Stored items

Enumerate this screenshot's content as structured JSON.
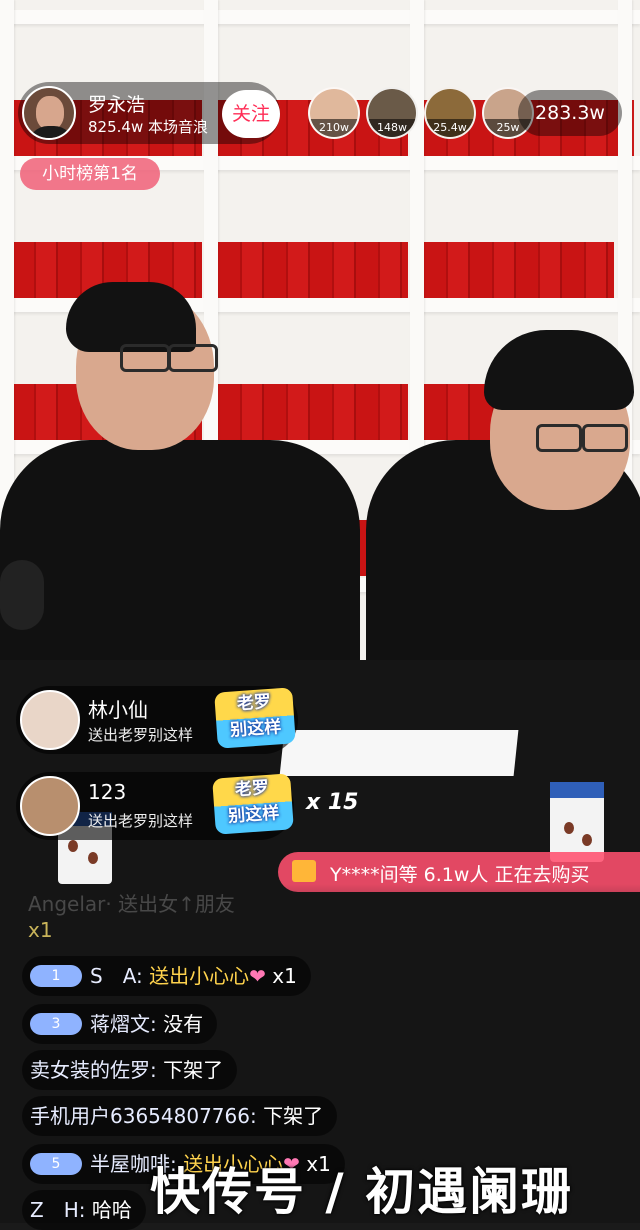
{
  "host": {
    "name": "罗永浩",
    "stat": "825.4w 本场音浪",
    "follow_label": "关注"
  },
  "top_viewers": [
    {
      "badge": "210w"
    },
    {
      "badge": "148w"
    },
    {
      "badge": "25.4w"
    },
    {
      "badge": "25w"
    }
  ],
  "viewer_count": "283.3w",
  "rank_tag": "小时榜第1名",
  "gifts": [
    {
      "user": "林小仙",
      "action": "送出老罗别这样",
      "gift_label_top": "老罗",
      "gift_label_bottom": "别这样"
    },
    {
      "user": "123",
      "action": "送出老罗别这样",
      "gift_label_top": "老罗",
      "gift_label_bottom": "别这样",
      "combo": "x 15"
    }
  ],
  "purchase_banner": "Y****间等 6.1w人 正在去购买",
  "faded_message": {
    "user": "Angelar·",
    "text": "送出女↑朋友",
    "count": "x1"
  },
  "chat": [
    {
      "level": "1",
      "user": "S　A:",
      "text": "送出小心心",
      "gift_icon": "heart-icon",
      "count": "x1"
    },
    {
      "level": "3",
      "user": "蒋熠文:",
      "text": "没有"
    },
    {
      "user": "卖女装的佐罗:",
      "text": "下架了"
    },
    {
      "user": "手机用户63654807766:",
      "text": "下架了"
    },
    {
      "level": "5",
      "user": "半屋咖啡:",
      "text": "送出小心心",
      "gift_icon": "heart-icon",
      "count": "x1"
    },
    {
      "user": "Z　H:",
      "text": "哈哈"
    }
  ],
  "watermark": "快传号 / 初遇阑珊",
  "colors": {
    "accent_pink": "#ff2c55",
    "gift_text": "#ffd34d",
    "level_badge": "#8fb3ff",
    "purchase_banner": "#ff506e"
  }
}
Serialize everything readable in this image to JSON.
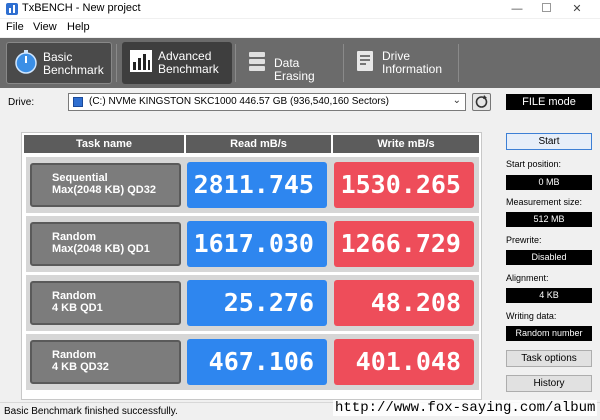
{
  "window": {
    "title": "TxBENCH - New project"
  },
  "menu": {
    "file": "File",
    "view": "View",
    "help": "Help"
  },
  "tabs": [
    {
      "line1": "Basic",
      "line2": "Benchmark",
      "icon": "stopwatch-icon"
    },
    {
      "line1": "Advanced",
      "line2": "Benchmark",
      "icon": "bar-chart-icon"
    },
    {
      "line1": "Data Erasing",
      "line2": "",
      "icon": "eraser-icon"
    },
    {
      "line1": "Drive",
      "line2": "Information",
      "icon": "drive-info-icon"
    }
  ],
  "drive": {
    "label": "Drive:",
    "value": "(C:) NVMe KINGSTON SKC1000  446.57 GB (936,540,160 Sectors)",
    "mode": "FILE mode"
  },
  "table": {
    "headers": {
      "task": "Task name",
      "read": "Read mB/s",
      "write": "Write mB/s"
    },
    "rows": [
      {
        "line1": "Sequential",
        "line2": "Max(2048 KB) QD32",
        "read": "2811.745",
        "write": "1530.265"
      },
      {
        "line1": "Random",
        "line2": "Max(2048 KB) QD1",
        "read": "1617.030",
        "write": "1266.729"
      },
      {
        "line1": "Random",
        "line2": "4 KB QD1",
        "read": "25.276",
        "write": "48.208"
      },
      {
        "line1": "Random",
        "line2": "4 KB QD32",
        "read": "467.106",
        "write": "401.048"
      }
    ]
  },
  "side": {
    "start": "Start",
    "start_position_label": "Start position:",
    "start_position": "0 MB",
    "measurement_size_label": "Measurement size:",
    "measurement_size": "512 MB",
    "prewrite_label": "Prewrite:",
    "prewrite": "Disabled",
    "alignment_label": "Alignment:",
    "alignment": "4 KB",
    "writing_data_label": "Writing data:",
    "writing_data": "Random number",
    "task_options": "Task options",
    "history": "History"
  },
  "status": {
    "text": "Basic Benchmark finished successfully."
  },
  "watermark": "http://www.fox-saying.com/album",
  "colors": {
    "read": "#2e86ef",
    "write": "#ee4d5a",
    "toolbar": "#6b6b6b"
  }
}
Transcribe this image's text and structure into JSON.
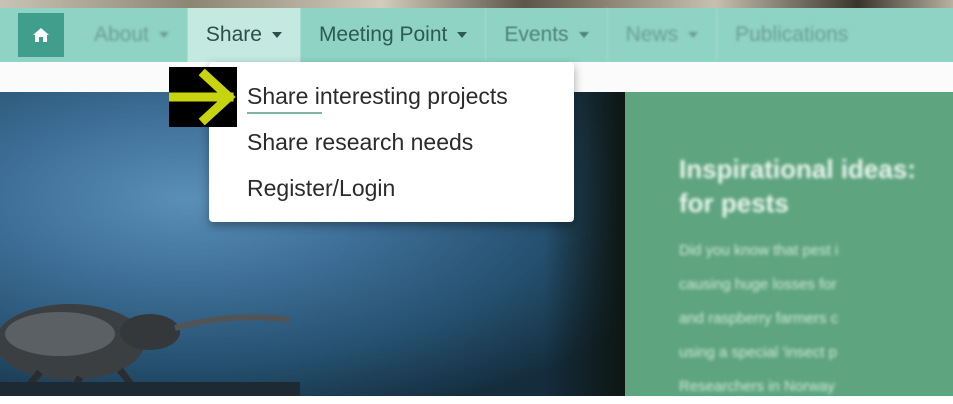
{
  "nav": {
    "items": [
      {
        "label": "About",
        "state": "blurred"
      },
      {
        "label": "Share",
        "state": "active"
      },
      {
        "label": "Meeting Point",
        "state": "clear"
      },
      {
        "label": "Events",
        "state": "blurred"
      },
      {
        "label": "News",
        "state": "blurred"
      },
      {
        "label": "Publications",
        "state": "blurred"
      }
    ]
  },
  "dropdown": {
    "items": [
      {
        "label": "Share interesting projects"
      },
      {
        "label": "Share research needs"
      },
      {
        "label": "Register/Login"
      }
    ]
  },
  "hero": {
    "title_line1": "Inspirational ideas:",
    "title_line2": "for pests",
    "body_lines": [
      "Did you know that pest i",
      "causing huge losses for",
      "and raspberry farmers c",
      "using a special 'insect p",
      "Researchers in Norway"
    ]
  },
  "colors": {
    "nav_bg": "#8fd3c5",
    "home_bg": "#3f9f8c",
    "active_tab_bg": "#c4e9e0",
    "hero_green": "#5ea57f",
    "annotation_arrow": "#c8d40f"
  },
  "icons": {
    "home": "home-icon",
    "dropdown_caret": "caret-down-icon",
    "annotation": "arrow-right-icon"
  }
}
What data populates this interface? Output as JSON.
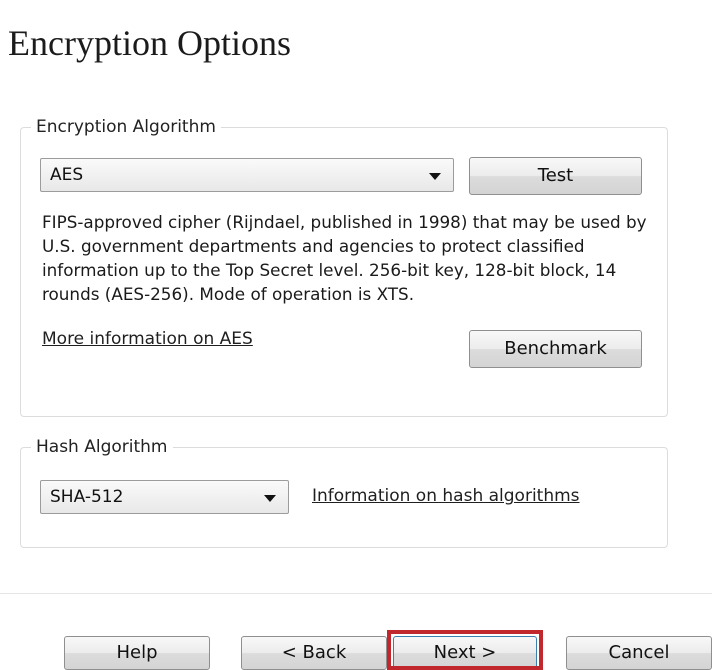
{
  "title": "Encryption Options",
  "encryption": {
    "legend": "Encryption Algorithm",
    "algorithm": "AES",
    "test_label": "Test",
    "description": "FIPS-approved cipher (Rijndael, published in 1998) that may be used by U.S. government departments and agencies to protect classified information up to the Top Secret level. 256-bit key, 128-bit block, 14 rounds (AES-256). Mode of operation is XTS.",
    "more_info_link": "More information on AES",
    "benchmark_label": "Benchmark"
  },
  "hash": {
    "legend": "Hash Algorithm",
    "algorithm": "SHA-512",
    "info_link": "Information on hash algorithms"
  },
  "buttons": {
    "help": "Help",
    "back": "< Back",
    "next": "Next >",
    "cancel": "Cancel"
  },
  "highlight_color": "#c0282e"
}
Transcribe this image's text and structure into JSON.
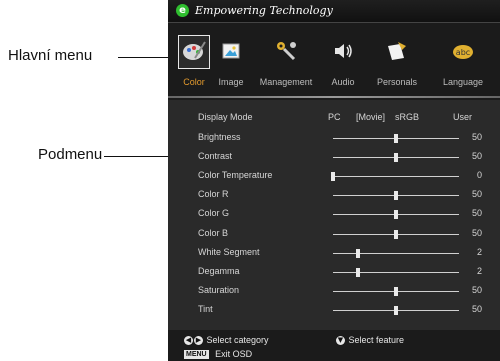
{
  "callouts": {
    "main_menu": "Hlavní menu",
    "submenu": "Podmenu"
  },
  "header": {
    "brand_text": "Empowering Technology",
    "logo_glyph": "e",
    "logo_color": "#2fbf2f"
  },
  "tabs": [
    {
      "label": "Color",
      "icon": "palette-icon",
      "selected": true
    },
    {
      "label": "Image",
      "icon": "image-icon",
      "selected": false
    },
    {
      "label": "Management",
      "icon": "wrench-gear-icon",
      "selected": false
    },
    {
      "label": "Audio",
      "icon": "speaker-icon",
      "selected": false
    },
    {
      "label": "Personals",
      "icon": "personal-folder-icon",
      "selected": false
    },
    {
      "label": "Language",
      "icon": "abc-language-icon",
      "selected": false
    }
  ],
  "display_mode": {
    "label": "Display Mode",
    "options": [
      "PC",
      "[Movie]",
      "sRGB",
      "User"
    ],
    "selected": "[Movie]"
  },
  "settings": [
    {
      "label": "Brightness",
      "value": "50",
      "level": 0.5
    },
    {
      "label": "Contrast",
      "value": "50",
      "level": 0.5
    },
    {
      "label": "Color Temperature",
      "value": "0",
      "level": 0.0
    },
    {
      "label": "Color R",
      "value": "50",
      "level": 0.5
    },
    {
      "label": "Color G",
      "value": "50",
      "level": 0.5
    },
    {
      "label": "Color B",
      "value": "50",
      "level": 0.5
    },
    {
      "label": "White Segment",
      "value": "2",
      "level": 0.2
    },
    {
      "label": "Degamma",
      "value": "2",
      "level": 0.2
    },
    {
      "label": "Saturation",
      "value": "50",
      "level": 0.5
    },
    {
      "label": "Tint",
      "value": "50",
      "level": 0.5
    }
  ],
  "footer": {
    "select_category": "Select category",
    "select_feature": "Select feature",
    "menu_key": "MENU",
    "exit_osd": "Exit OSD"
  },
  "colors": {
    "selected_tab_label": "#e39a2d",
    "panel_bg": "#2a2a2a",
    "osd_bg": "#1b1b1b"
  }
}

** Instructions to follow **
Using the listing above, say how many of its lines contain the string "JSON", giving nothing but the figure.

** Reply **
5